Data records:
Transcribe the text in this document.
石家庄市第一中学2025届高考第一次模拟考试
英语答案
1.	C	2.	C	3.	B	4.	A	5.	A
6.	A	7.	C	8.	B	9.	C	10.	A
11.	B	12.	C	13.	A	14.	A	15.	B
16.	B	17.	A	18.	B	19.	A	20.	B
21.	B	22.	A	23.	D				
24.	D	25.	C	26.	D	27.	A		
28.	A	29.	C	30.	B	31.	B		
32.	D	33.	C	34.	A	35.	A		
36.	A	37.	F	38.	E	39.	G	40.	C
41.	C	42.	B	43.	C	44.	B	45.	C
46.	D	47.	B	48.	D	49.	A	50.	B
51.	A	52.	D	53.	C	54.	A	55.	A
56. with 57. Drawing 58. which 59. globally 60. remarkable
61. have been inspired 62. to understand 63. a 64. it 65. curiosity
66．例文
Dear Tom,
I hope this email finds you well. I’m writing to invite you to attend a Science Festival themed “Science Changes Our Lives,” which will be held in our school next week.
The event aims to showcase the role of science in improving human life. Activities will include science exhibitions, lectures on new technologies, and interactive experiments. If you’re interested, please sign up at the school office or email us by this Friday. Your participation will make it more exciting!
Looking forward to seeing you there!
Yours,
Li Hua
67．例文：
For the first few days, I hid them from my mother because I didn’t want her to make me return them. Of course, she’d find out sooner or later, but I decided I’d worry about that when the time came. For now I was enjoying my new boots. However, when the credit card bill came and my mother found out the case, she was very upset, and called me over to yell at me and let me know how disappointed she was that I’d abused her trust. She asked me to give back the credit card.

What you should do:
Reproduce the records word for word.

Solved problem:
Transcribe the text in this document.
石家庄市第一中学2025届高考第一次模拟考试
英语答案
1.	C	2.	C	3.	B	4.	A	5.	A
6.	A	7.	C	8.	B	9.	C	10.	A
11.	B	12.	C	13.	A	14.	A	15.	B
16.	B	17.	A	18.	B	19.	A	20.	B
21.	B	22.	A	23.	D				
24.	D	25.	C	26.	D	27.	A		
28.	A	29.	C	30.	B	31.	B		
32.	D	33.	C	34.	A	35.	A		
36.	A	37.	F	38.	E	39.	G	40.	C
41.	C	42.	B	43.	C	44.	B	45.	C
46.	D	47.	B	48.	D	49.	A	50.	B
51.	A	52.	D	53.	C	54.	A	55.	A
56. with 57. Drawing 58. which 59. globally 60. remarkable
61. have been inspired 62. to understand 63. a 64. it 65. curiosity
66．例文
Dear Tom,
I hope this email finds you well. I’m writing to invite you to attend a Science Festival themed “Science Changes Our Lives,” which will be held in our school next week.
The event aims to showcase the role of science in improving human life. Activities will include science exhibitions, lectures on new technologies, and interactive experiments. If you’re interested, please sign up at the school office or email us by this Friday. Your participation will make it more exciting!
Looking forward to seeing you there!
Yours,
Li Hua
67．例文：
For the first few days, I hid them from my mother because I didn’t want her to make me return them. Of course, she’d find out sooner or later, but I decided I’d worry about that when the time came. For now I was enjoying my new boots. However, when the credit card bill came and my mother found out the case, she was very upset, and called me over to yell at me and let me know how disappointed she was that I’d abused her trust. She asked me to give back the credit card.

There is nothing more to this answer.